### WHAT TO WORK ON
The entries are to be returned exactly, with images left out.
* Begin AVAILABLE RECORDS *
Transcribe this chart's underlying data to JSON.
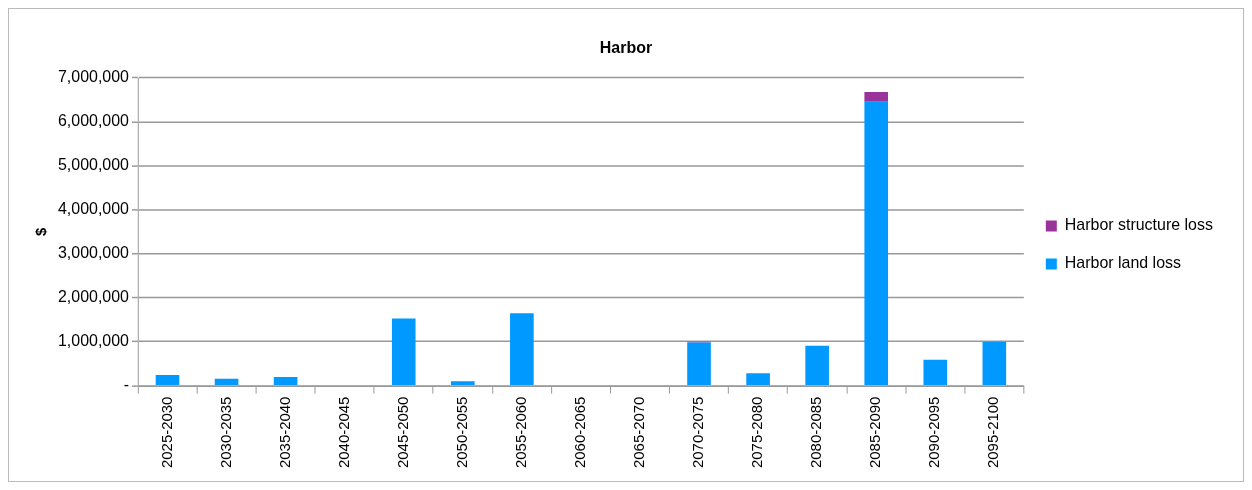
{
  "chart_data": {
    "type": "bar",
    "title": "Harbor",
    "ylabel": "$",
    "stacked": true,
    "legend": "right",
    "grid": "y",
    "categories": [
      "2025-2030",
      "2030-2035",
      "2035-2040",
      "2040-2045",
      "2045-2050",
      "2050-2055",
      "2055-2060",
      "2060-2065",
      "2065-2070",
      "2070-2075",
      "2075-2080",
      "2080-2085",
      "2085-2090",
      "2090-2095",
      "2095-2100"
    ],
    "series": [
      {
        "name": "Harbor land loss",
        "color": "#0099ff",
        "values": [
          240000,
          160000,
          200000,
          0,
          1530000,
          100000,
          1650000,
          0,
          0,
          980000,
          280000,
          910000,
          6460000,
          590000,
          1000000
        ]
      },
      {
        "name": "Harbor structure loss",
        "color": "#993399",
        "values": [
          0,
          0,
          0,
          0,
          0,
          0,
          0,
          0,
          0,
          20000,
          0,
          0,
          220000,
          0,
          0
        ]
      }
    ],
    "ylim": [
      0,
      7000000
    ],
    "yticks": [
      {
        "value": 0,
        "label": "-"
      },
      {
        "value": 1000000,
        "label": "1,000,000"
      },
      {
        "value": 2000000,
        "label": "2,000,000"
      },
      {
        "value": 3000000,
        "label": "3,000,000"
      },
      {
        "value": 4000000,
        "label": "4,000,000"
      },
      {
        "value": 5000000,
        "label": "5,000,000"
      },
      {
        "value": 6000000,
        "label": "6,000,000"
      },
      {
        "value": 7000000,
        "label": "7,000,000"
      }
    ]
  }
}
* End AVAILABLE RECORDS *
### THE OUTPUT
Transcribe this chart's underlying data to JSON.
{
  "chart_data": {
    "type": "bar",
    "title": "Harbor",
    "ylabel": "$",
    "stacked": true,
    "legend": "right",
    "grid": "y",
    "categories": [
      "2025-2030",
      "2030-2035",
      "2035-2040",
      "2040-2045",
      "2045-2050",
      "2050-2055",
      "2055-2060",
      "2060-2065",
      "2065-2070",
      "2070-2075",
      "2075-2080",
      "2080-2085",
      "2085-2090",
      "2090-2095",
      "2095-2100"
    ],
    "series": [
      {
        "name": "Harbor land loss",
        "color": "#0099ff",
        "values": [
          240000,
          160000,
          200000,
          0,
          1530000,
          100000,
          1650000,
          0,
          0,
          980000,
          280000,
          910000,
          6460000,
          590000,
          1000000
        ]
      },
      {
        "name": "Harbor structure loss",
        "color": "#993399",
        "values": [
          0,
          0,
          0,
          0,
          0,
          0,
          0,
          0,
          0,
          20000,
          0,
          0,
          220000,
          0,
          0
        ]
      }
    ],
    "ylim": [
      0,
      7000000
    ],
    "yticks": [
      {
        "value": 0,
        "label": "-"
      },
      {
        "value": 1000000,
        "label": "1,000,000"
      },
      {
        "value": 2000000,
        "label": "2,000,000"
      },
      {
        "value": 3000000,
        "label": "3,000,000"
      },
      {
        "value": 4000000,
        "label": "4,000,000"
      },
      {
        "value": 5000000,
        "label": "5,000,000"
      },
      {
        "value": 6000000,
        "label": "6,000,000"
      },
      {
        "value": 7000000,
        "label": "7,000,000"
      }
    ]
  }
}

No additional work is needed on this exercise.